--- START Records to process ---
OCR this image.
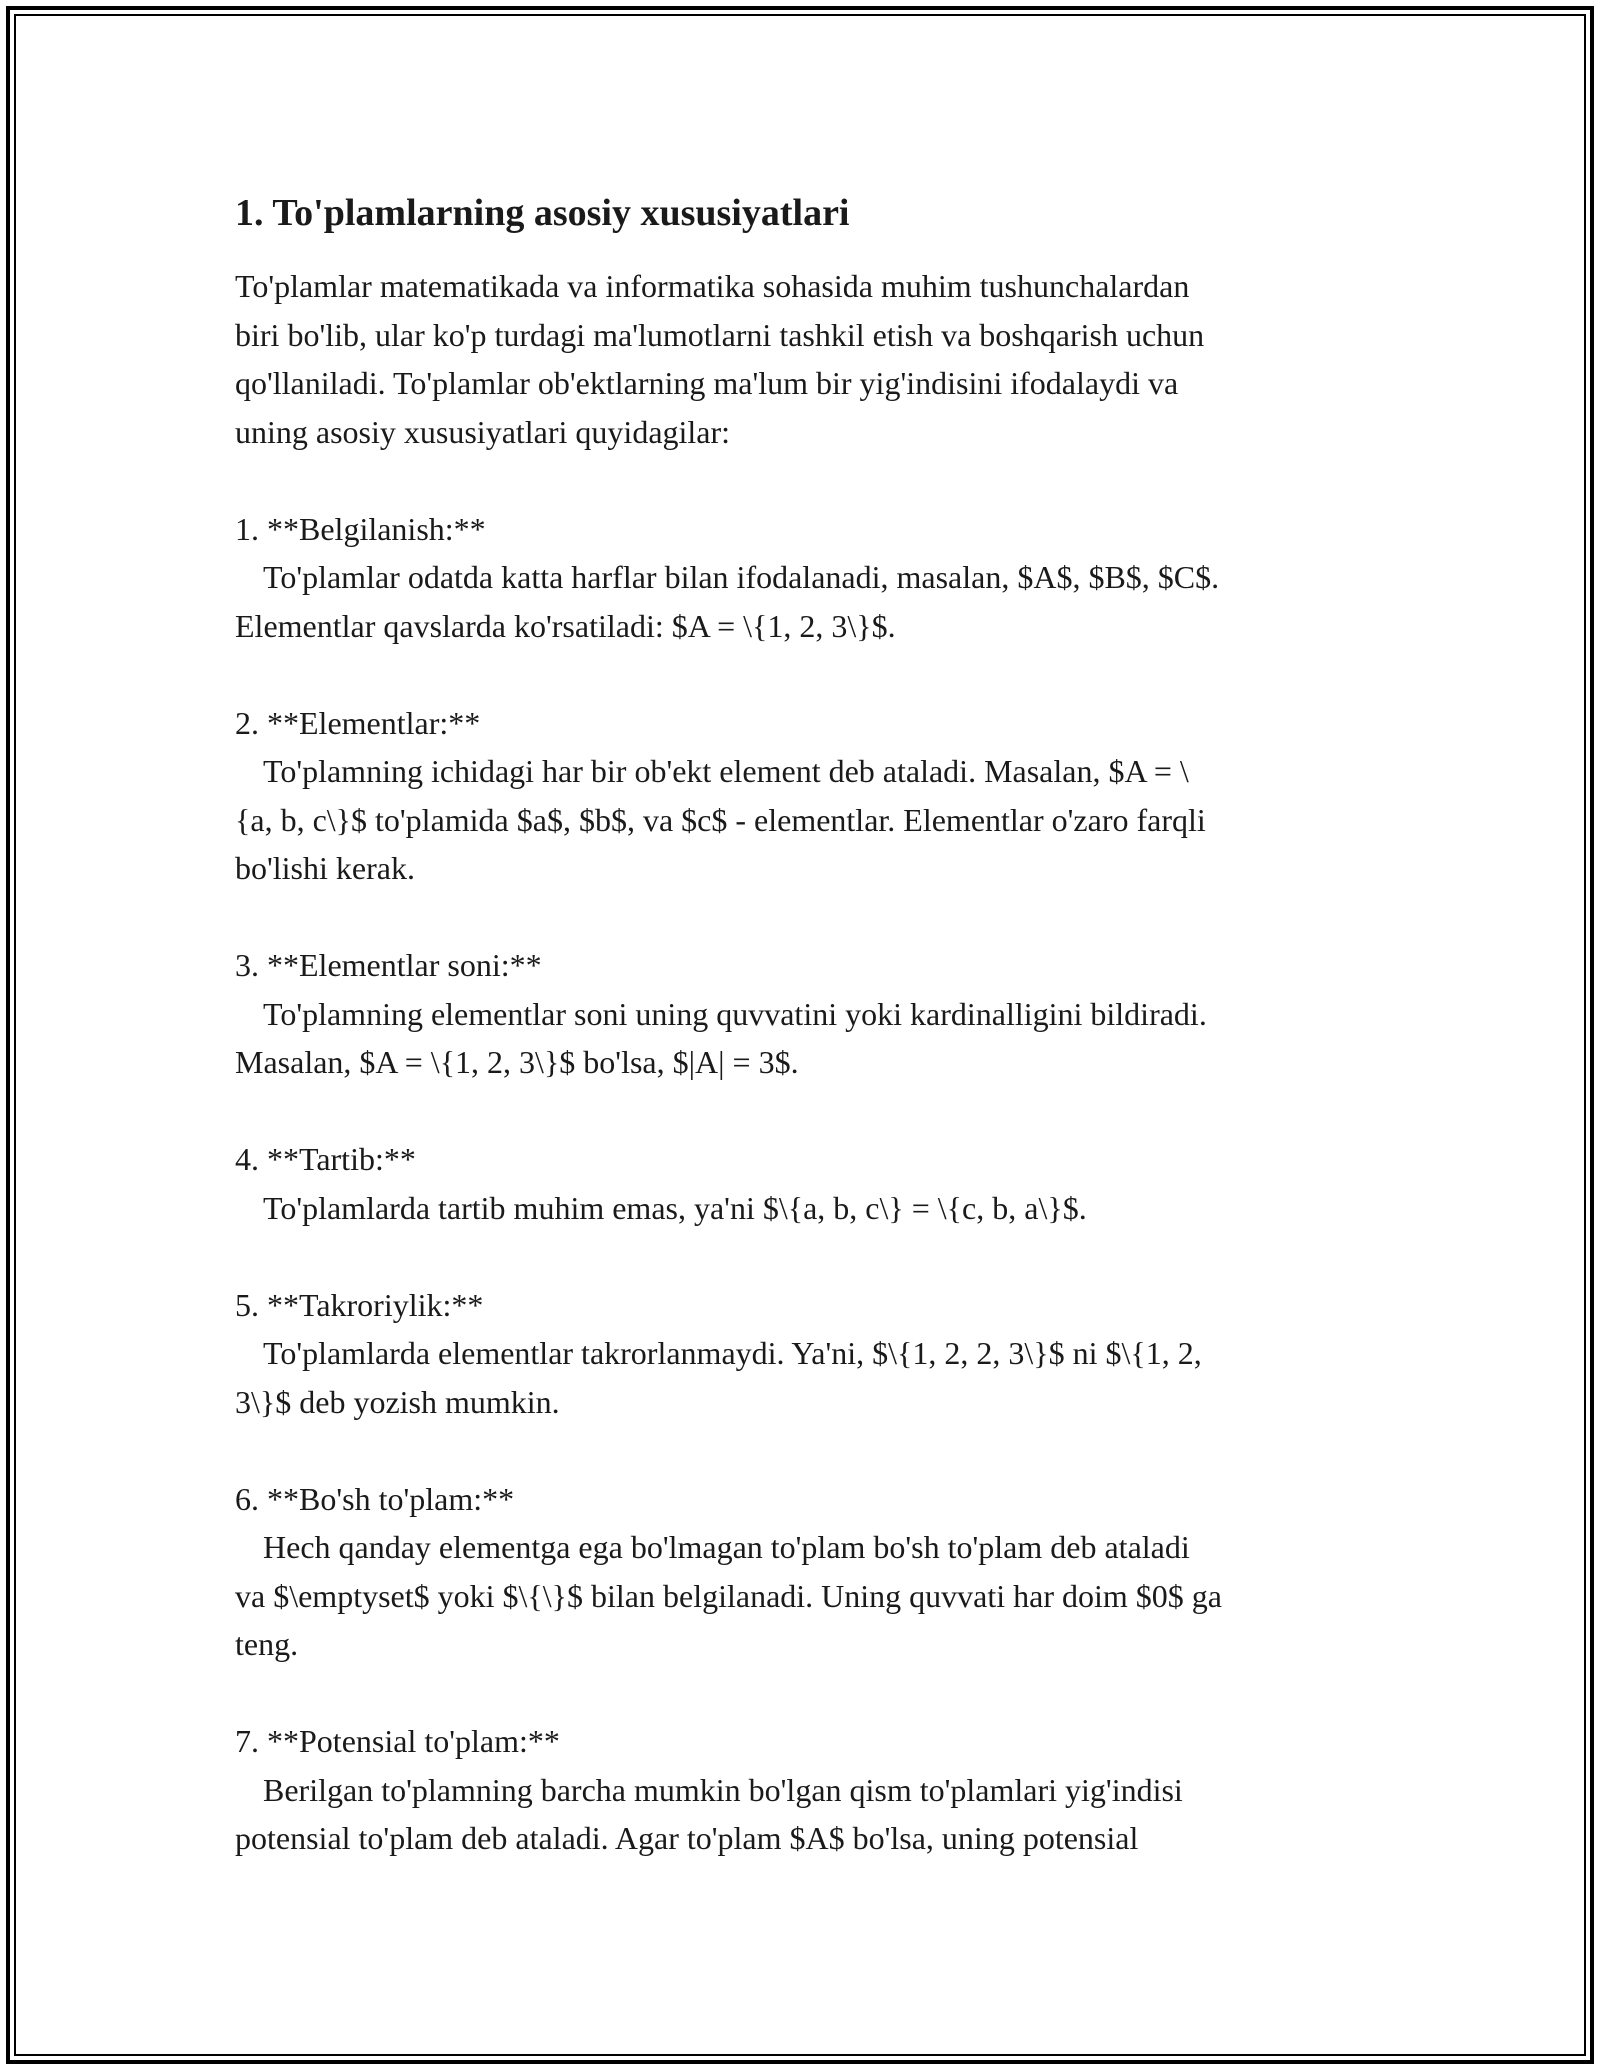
1. To'plamlarning asosiy xususiyatlari

To'plamlar matematikada va informatika sohasida muhim tushunchalardan
biri bo'lib, ular ko'p turdagi ma'lumotlarni tashkil etish va boshqarish uchun
qo'llaniladi. To'plamlar ob'ektlarning ma'lum bir yig'indisini ifodalaydi va
uning asosiy xususiyatlari quyidagilar:

1. **Belgilanish:**
To'plamlar odatda katta harflar bilan ifodalanadi, masalan, $A$, $B$, $C$.
Elementlar qavslarda ko'rsatiladi: $A = \{1, 2, 3\}$.
2. **Elementlar:**
To'plamning ichidagi har bir ob'ekt element deb ataladi. Masalan, $A = \
{a, b, c\}$ to'plamida $a$, $b$, va $c$ - elementlar. Elementlar o'zaro farqli
bo'lishi kerak.
3. **Elementlar soni:**
To'plamning elementlar soni uning quvvatini yoki kardinalligini bildiradi.
Masalan, $A = \{1, 2, 3\}$ bo'lsa, $|A| = 3$.
4. **Tartib:**
To'plamlarda tartib muhim emas, ya'ni $\{a, b, c\} = \{c, b, a\}$.
5. **Takroriylik:**
To'plamlarda elementlar takrorlanmaydi. Ya'ni, $\{1, 2, 2, 3\}$ ni $\{1, 2,
3\}$ deb yozish mumkin.
6. **Bo'sh to'plam:**
Hech qanday elementga ega bo'lmagan to'plam bo'sh to'plam deb ataladi
va $\emptyset$ yoki $\{\}$ bilan belgilanadi. Uning quvvati har doim $0$ ga
teng.
7. **Potensial to'plam:**
Berilgan to'plamning barcha mumkin bo'lgan qism to'plamlari yig'indisi
potensial to'plam deb ataladi. Agar to'plam $A$ bo'lsa, uning potensial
--- END Records to process ---
Aim:
Filter the data, keeping only the lines that contain "yoki".

Output for this exercise:
To'plamning elementlar soni uning quvvatini yoki kardinalligini bildiradi.
va $\emptyset$ yoki $\{\}$ bilan belgilanadi. Uning quvvati har doim $0$ ga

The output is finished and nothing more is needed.